— Written task —
Reproduce all the entries exactly and keep the pictures out.

— Extracted records —
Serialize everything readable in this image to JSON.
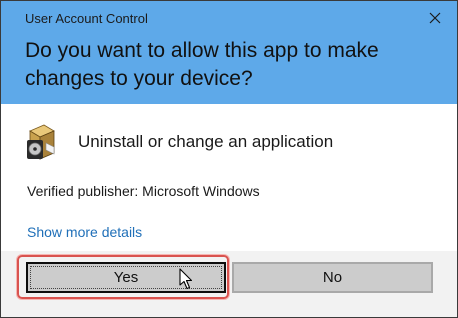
{
  "window": {
    "caption": "User Account Control",
    "close_icon": "close-icon"
  },
  "prompt": {
    "question": "Do you want to allow this app to make changes to your device?"
  },
  "app": {
    "icon": "installer-package-icon",
    "name": "Uninstall or change an application",
    "publisher": "Verified publisher: Microsoft Windows"
  },
  "details_link": "Show more details",
  "buttons": {
    "yes_label": "Yes",
    "no_label": "No"
  },
  "colors": {
    "header": "#5ea9e9",
    "link": "#1f6fb8",
    "button": "#cccccc",
    "highlight": "#d9534f"
  }
}
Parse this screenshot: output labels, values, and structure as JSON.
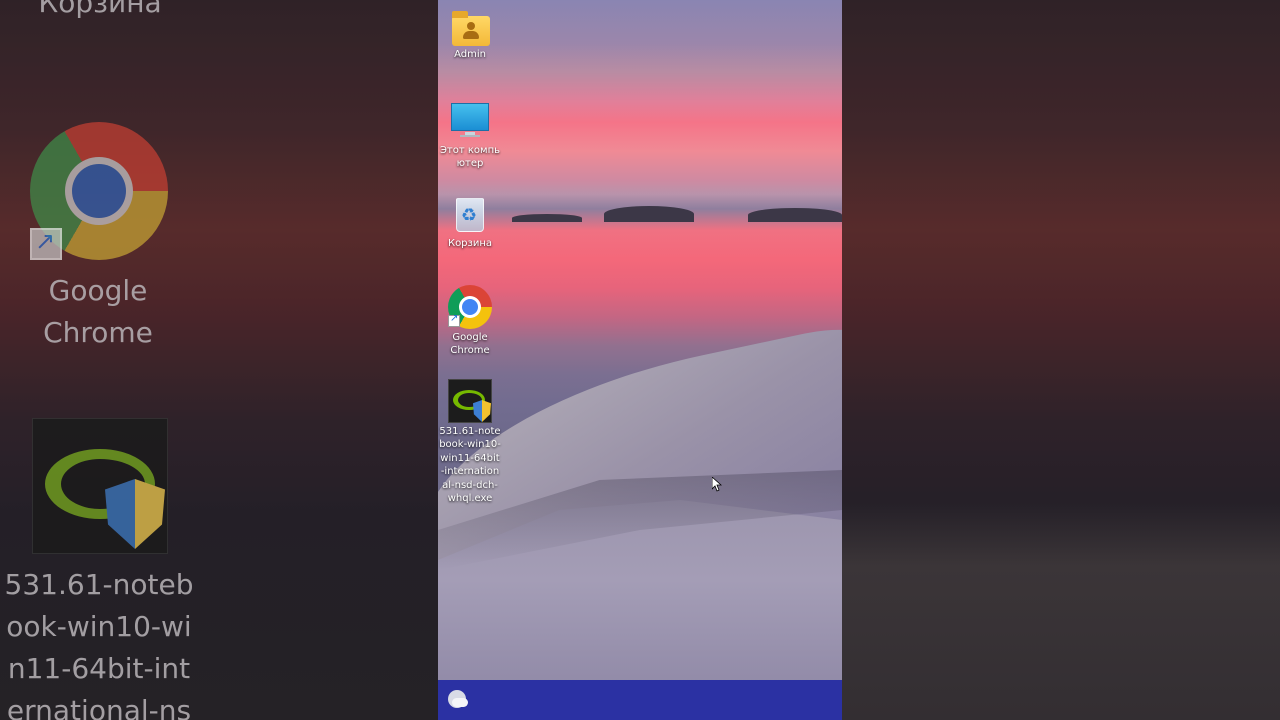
{
  "background_blur": {
    "top_label": "Корзина",
    "chrome_label": "Google Chrome",
    "nvidia_label_lines": [
      "531.61-noteb",
      "ook-win10-wi",
      "n11-64bit-int",
      "ernational-ns"
    ]
  },
  "desktop_icons": [
    {
      "label": "Admin",
      "icon": "user-folder-icon"
    },
    {
      "label": "Этот компьютер",
      "icon": "computer-monitor-icon"
    },
    {
      "label": "Корзина",
      "icon": "recycle-bin-icon"
    },
    {
      "label": "Google Chrome",
      "icon": "chrome-icon"
    },
    {
      "label": "531.61-notebook-win10-win11-64bit-international-nsd-dch-whql.exe",
      "icon": "nvidia-installer-icon"
    }
  ],
  "taskbar": {
    "color": "#2b31a3",
    "weather_icon": "weather-icon"
  },
  "colors": {
    "taskbar": "#2b31a3",
    "label_text": "#ffffff"
  }
}
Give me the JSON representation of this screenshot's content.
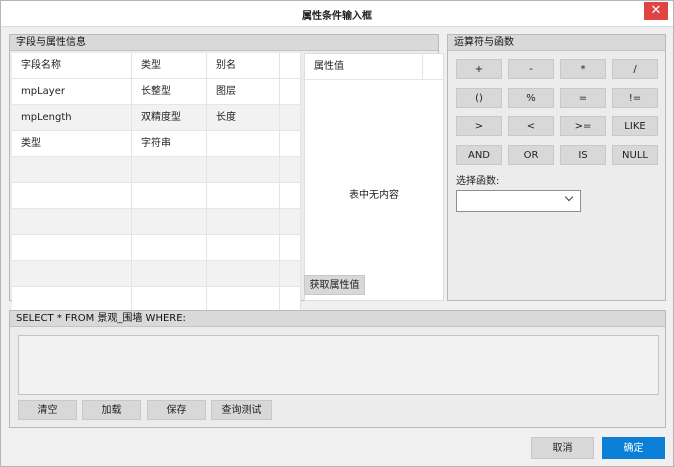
{
  "window": {
    "title": "属性条件输入框",
    "close_label": "✕"
  },
  "fields_group": {
    "title": "字段与属性信息",
    "columns": [
      "字段名称",
      "类型",
      "别名"
    ],
    "rows": [
      [
        "mpLayer",
        "长整型",
        "图层"
      ],
      [
        "mpLength",
        "双精度型",
        "长度"
      ],
      [
        "类型",
        "字符串",
        ""
      ]
    ]
  },
  "attr_panel": {
    "header": "属性值",
    "empty_text": "表中无内容",
    "get_values_label": "获取属性值"
  },
  "ops_group": {
    "title": "运算符与函数",
    "operators": [
      "+",
      "-",
      "*",
      "/",
      "()",
      "%",
      "=",
      "!=",
      ">",
      "<",
      ">=",
      "LIKE",
      "AND",
      "OR",
      "IS",
      "NULL"
    ],
    "select_function_label": "选择函数:",
    "select_function_value": ""
  },
  "sql_group": {
    "prefix": "SELECT * FROM 景观_围墙 WHERE:",
    "value": "",
    "buttons": [
      "清空",
      "加载",
      "保存",
      "查询测试"
    ]
  },
  "footer": {
    "cancel_label": "取消",
    "ok_label": "确定"
  },
  "colors": {
    "accent": "#0b7fd6",
    "close": "#e04343"
  }
}
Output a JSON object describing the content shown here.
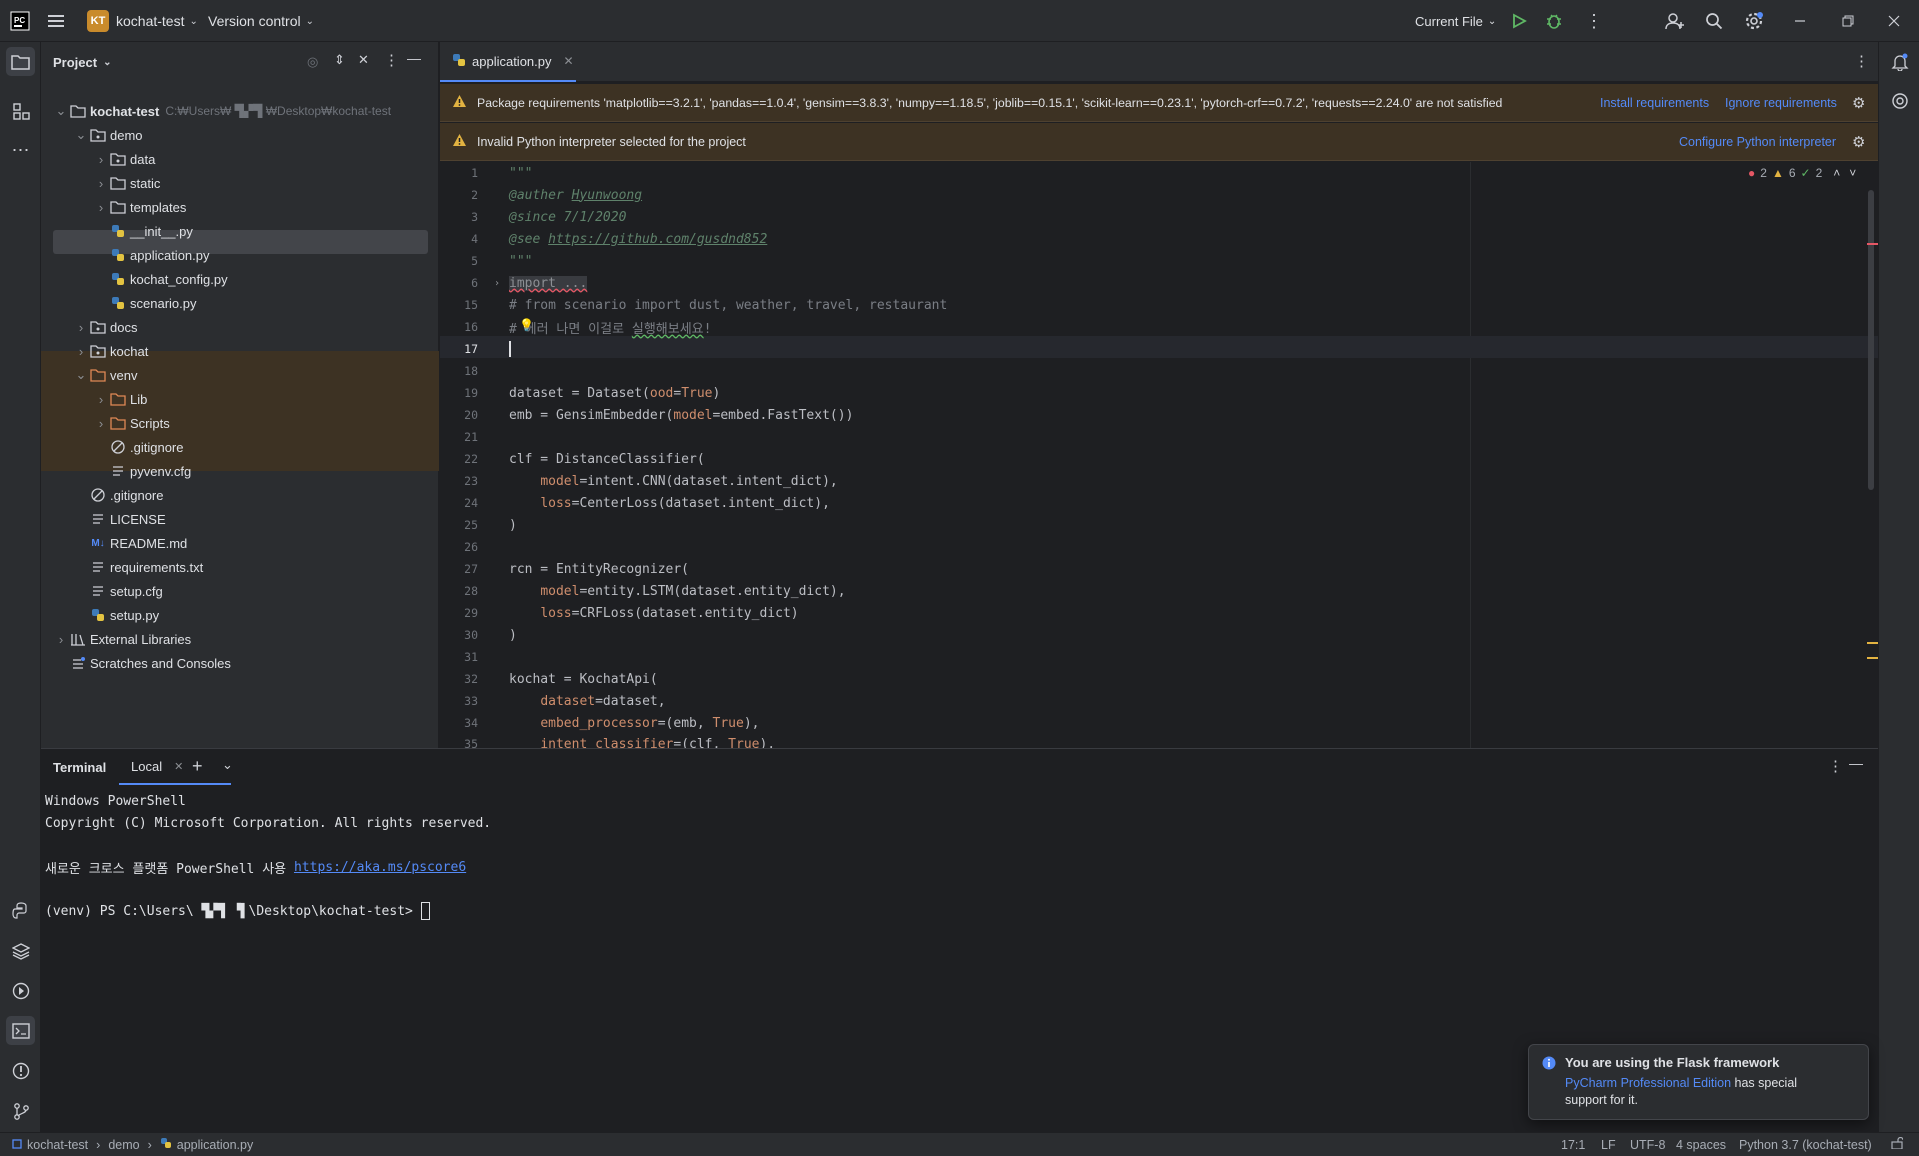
{
  "titlebar": {
    "project_badge": "KT",
    "project_name": "kochat-test",
    "vcs": "Version control",
    "run_config": "Current File"
  },
  "project_panel": {
    "title": "Project",
    "rows": [
      {
        "label": "kochat-test",
        "suffix": "C:₩Users₩  ▜▞▜  ₩Desktop₩kochat-test",
        "bold": true
      },
      {
        "label": "demo"
      },
      {
        "label": "data"
      },
      {
        "label": "static"
      },
      {
        "label": "templates"
      },
      {
        "label": "__init__.py"
      },
      {
        "label": "application.py"
      },
      {
        "label": "kochat_config.py"
      },
      {
        "label": "scenario.py"
      },
      {
        "label": "docs"
      },
      {
        "label": "kochat"
      },
      {
        "label": "venv"
      },
      {
        "label": "Lib"
      },
      {
        "label": "Scripts"
      },
      {
        "label": ".gitignore"
      },
      {
        "label": "pyvenv.cfg"
      },
      {
        "label": ".gitignore"
      },
      {
        "label": "LICENSE"
      },
      {
        "label": "README.md"
      },
      {
        "label": "requirements.txt"
      },
      {
        "label": "setup.cfg"
      },
      {
        "label": "setup.py"
      },
      {
        "label": "External Libraries"
      },
      {
        "label": "Scratches and Consoles"
      }
    ]
  },
  "editor": {
    "tab": "application.py",
    "banner1": {
      "text": "Package requirements 'matplotlib==3.2.1', 'pandas==1.0.4', 'gensim==3.8.3', 'numpy==1.18.5', 'joblib==0.15.1', 'scikit-learn==0.23.1', 'pytorch-crf==0.7.2', 'requests==2.24.0' are not satisfied",
      "action1": "Install requirements",
      "action2": "Ignore requirements"
    },
    "banner2": {
      "text": "Invalid Python interpreter selected for the project",
      "action": "Configure Python interpreter"
    },
    "inspections": {
      "errors": "2",
      "warnings": "6",
      "ok": "2"
    },
    "line_numbers": [
      "1",
      "2",
      "3",
      "4",
      "5",
      "6",
      "15",
      "16",
      "17",
      "18",
      "19",
      "20",
      "21",
      "22",
      "23",
      "24",
      "25",
      "26",
      "27",
      "28",
      "29",
      "30",
      "31",
      "32",
      "33",
      "34",
      "35"
    ],
    "code": {
      "l1": "\"\"\"",
      "l2a": "@auther ",
      "l2b": "Hyunwoong",
      "l3": "@since 7/1/2020",
      "l4a": "@see ",
      "l4b": "https://github.com/gusdnd852",
      "l5": "\"\"\"",
      "l6": "import ...",
      "l15": "# from scenario import dust, weather, travel, restaurant",
      "l16a": "# ",
      "l16b": "에러 나면 이걸로 ",
      "l16c": "실행해보세요",
      "l16d": "!",
      "l19a": "dataset = Dataset(",
      "l19b": "ood",
      "l19c": "=",
      "l19d": "True",
      "l19e": ")",
      "l20a": "emb = GensimEmbedder(",
      "l20b": "model",
      "l20c": "=embed.FastText())",
      "l22": "clf = DistanceClassifier(",
      "l23a": "model",
      "l23b": "=intent.CNN(dataset.intent_dict),",
      "l24a": "loss",
      "l24b": "=CenterLoss(dataset.intent_dict),",
      "l25": ")",
      "l27": "rcn = EntityRecognizer(",
      "l28a": "model",
      "l28b": "=entity.LSTM(dataset.entity_dict),",
      "l29a": "loss",
      "l29b": "=CRFLoss(dataset.entity_dict)",
      "l30": ")",
      "l32": "kochat = KochatApi(",
      "l33a": "dataset",
      "l33b": "=dataset,",
      "l34a": "embed_processor",
      "l34b": "=(emb, ",
      "l34c": "True",
      "l34d": "),",
      "l35a": "intent_classifier",
      "l35b": "=(clf, ",
      "l35c": "True",
      "l35d": "),"
    }
  },
  "terminal": {
    "title": "Terminal",
    "tab": "Local",
    "line1": "Windows PowerShell",
    "line2": "Copyright (C) Microsoft Corporation. All rights reserved.",
    "line3a": "새로운 크로스 플랫폼 PowerShell 사용 ",
    "line3b": "https://aka.ms/pscore6",
    "line4": "(venv) PS C:\\Users\\ ▜▞▜ ▝▌\\Desktop\\kochat-test> "
  },
  "notification": {
    "title": "You are using the Flask framework",
    "link": "PyCharm Professional Edition",
    "text1": " has special",
    "text2": "support for it."
  },
  "statusbar": {
    "crumb1": "kochat-test",
    "crumb2": "demo",
    "crumb3": "application.py",
    "pos": "17:1",
    "eol": "LF",
    "enc": "UTF-8",
    "indent": "4 spaces",
    "interp": "Python 3.7 (kochat-test)"
  },
  "colors": {
    "accent": "#548af7",
    "warning_bg": "#3d3223",
    "error": "#e55765",
    "warning": "#e3b341",
    "run": "#5fb865"
  }
}
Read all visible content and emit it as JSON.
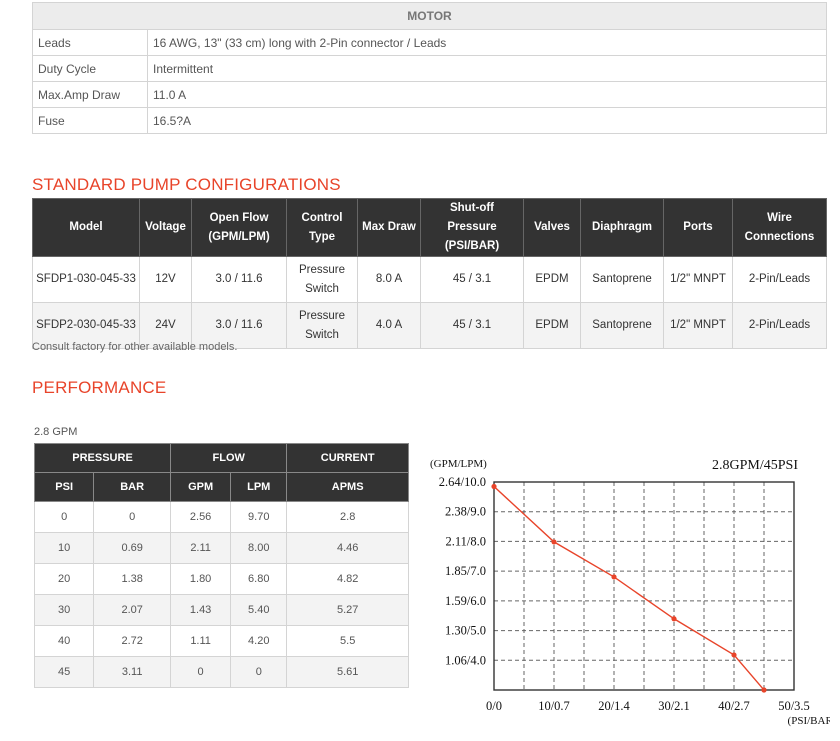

— Exercise answer —
Serialize everything readable in this image to JSON.
{
  "window": {
    "caption": "User Account Control",
    "close_icon": "close-icon"
  },
  "prompt": {
    "question": "Do you want to allow this app to make changes to your device?"
  },
  "app": {
    "icon": "installer-package-icon",
    "name": "Uninstall or change an application",
    "publisher": "Verified publisher: Microsoft Windows"
  },
  "details_link": "Show more details",
  "buttons": {
    "yes_label": "Yes",
    "no_label": "No"
  },
  "colors": {
    "header": "#5ea9e9",
    "link": "#1f6fb8",
    "button": "#cccccc",
    "highlight": "#d9534f"
  }
}
Parse this screenshot: output labels, values, and structure as JSON.
{
  "background_blur": {
    "top_label": "Корзина",
    "chrome_label": "Google Chrome",
    "nvidia_label_lines": [
      "531.61-noteb",
      "ook-win10-wi",
      "n11-64bit-int",
      "ernational-ns"
    ]
  },
  "desktop_icons": [
    {
      "label": "Admin",
      "icon": "user-folder-icon"
    },
    {
      "label": "Этот компьютер",
      "icon": "computer-monitor-icon"
    },
    {
      "label": "Корзина",
      "icon": "recycle-bin-icon"
    },
    {
      "label": "Google Chrome",
      "icon": "chrome-icon"
    },
    {
      "label": "531.61-notebook-win10-win11-64bit-international-nsd-dch-whql.exe",
      "icon": "nvidia-installer-icon"
    }
  ],
  "taskbar": {
    "color": "#2b31a3",
    "weather_icon": "weather-icon"
  },
  "colors": {
    "taskbar": "#2b31a3",
    "label_text": "#ffffff"
  }
}
Give me the JSON representation of this screenshot's content.
{
  "window": {
    "title": "属性条件输入框",
    "close_label": "✕"
  },
  "fields_group": {
    "title": "字段与属性信息",
    "columns": [
      "字段名称",
      "类型",
      "别名"
    ],
    "rows": [
      [
        "mpLayer",
        "长整型",
        "图层"
      ],
      [
        "mpLength",
        "双精度型",
        "长度"
      ],
      [
        "类型",
        "字符串",
        ""
      ]
    ]
  },
  "attr_panel": {
    "header": "属性值",
    "empty_text": "表中无内容",
    "get_values_label": "获取属性值"
  },
  "ops_group": {
    "title": "运算符与函数",
    "operators": [
      "+",
      "-",
      "*",
      "/",
      "()",
      "%",
      "=",
      "!=",
      ">",
      "<",
      ">=",
      "LIKE",
      "AND",
      "OR",
      "IS",
      "NULL"
    ],
    "select_function_label": "选择函数:",
    "select_function_value": ""
  },
  "sql_group": {
    "prefix": "SELECT * FROM 景观_围墙 WHERE:",
    "value": "",
    "buttons": [
      "清空",
      "加载",
      "保存",
      "查询测试"
    ]
  },
  "footer": {
    "cancel_label": "取消",
    "ok_label": "确定"
  },
  "colors": {
    "accent": "#0b7fd6",
    "close": "#e04343"
  }
}
Output a JSON object describing the content shown here.
{
  "titlebar": {
    "project_badge": "KT",
    "project_name": "kochat-test",
    "vcs": "Version control",
    "run_config": "Current File"
  },
  "project_panel": {
    "title": "Project",
    "rows": [
      {
        "label": "kochat-test",
        "suffix": "C:₩Users₩  ▜▞▜  ₩Desktop₩kochat-test",
        "bold": true
      },
      {
        "label": "demo"
      },
      {
        "label": "data"
      },
      {
        "label": "static"
      },
      {
        "label": "templates"
      },
      {
        "label": "__init__.py"
      },
      {
        "label": "application.py"
      },
      {
        "label": "kochat_config.py"
      },
      {
        "label": "scenario.py"
      },
      {
        "label": "docs"
      },
      {
        "label": "kochat"
      },
      {
        "label": "venv"
      },
      {
        "label": "Lib"
      },
      {
        "label": "Scripts"
      },
      {
        "label": ".gitignore"
      },
      {
        "label": "pyvenv.cfg"
      },
      {
        "label": ".gitignore"
      },
      {
        "label": "LICENSE"
      },
      {
        "label": "README.md"
      },
      {
        "label": "requirements.txt"
      },
      {
        "label": "setup.cfg"
      },
      {
        "label": "setup.py"
      },
      {
        "label": "External Libraries"
      },
      {
        "label": "Scratches and Consoles"
      }
    ]
  },
  "editor": {
    "tab": "application.py",
    "banner1": {
      "text": "Package requirements 'matplotlib==3.2.1', 'pandas==1.0.4', 'gensim==3.8.3', 'numpy==1.18.5', 'joblib==0.15.1', 'scikit-learn==0.23.1', 'pytorch-crf==0.7.2', 'requests==2.24.0' are not satisfied",
      "action1": "Install requirements",
      "action2": "Ignore requirements"
    },
    "banner2": {
      "text": "Invalid Python interpreter selected for the project",
      "action": "Configure Python interpreter"
    },
    "inspections": {
      "errors": "2",
      "warnings": "6",
      "ok": "2"
    },
    "line_numbers": [
      "1",
      "2",
      "3",
      "4",
      "5",
      "6",
      "15",
      "16",
      "17",
      "18",
      "19",
      "20",
      "21",
      "22",
      "23",
      "24",
      "25",
      "26",
      "27",
      "28",
      "29",
      "30",
      "31",
      "32",
      "33",
      "34",
      "35"
    ],
    "code": {
      "l1": "\"\"\"",
      "l2a": "@auther ",
      "l2b": "Hyunwoong",
      "l3": "@since 7/1/2020",
      "l4a": "@see ",
      "l4b": "https://github.com/gusdnd852",
      "l5": "\"\"\"",
      "l6": "import ...",
      "l15": "# from scenario import dust, weather, travel, restaurant",
      "l16a": "# ",
      "l16b": "에러 나면 이걸로 ",
      "l16c": "실행해보세요",
      "l16d": "!",
      "l19a": "dataset = Dataset(",
      "l19b": "ood",
      "l19c": "=",
      "l19d": "True",
      "l19e": ")",
      "l20a": "emb = GensimEmbedder(",
      "l20b": "model",
      "l20c": "=embed.FastText())",
      "l22": "clf = DistanceClassifier(",
      "l23a": "model",
      "l23b": "=intent.CNN(dataset.intent_dict),",
      "l24a": "loss",
      "l24b": "=CenterLoss(dataset.intent_dict),",
      "l25": ")",
      "l27": "rcn = EntityRecognizer(",
      "l28a": "model",
      "l28b": "=entity.LSTM(dataset.entity_dict),",
      "l29a": "loss",
      "l29b": "=CRFLoss(dataset.entity_dict)",
      "l30": ")",
      "l32": "kochat = KochatApi(",
      "l33a": "dataset",
      "l33b": "=dataset,",
      "l34a": "embed_processor",
      "l34b": "=(emb, ",
      "l34c": "True",
      "l34d": "),",
      "l35a": "intent_classifier",
      "l35b": "=(clf, ",
      "l35c": "True",
      "l35d": "),"
    }
  },
  "terminal": {
    "title": "Terminal",
    "tab": "Local",
    "line1": "Windows PowerShell",
    "line2": "Copyright (C) Microsoft Corporation. All rights reserved.",
    "line3a": "새로운 크로스 플랫폼 PowerShell 사용 ",
    "line3b": "https://aka.ms/pscore6",
    "line4": "(venv) PS C:\\Users\\ ▜▞▜ ▝▌\\Desktop\\kochat-test> "
  },
  "notification": {
    "title": "You are using the Flask framework",
    "link": "PyCharm Professional Edition",
    "text1": " has special",
    "text2": "support for it."
  },
  "statusbar": {
    "crumb1": "kochat-test",
    "crumb2": "demo",
    "crumb3": "application.py",
    "pos": "17:1",
    "eol": "LF",
    "enc": "UTF-8",
    "indent": "4 spaces",
    "interp": "Python 3.7 (kochat-test)"
  },
  "colors": {
    "accent": "#548af7",
    "warning_bg": "#3d3223",
    "error": "#e55765",
    "warning": "#e3b341",
    "run": "#5fb865"
  }
}
Read all visible content and emit it as JSON.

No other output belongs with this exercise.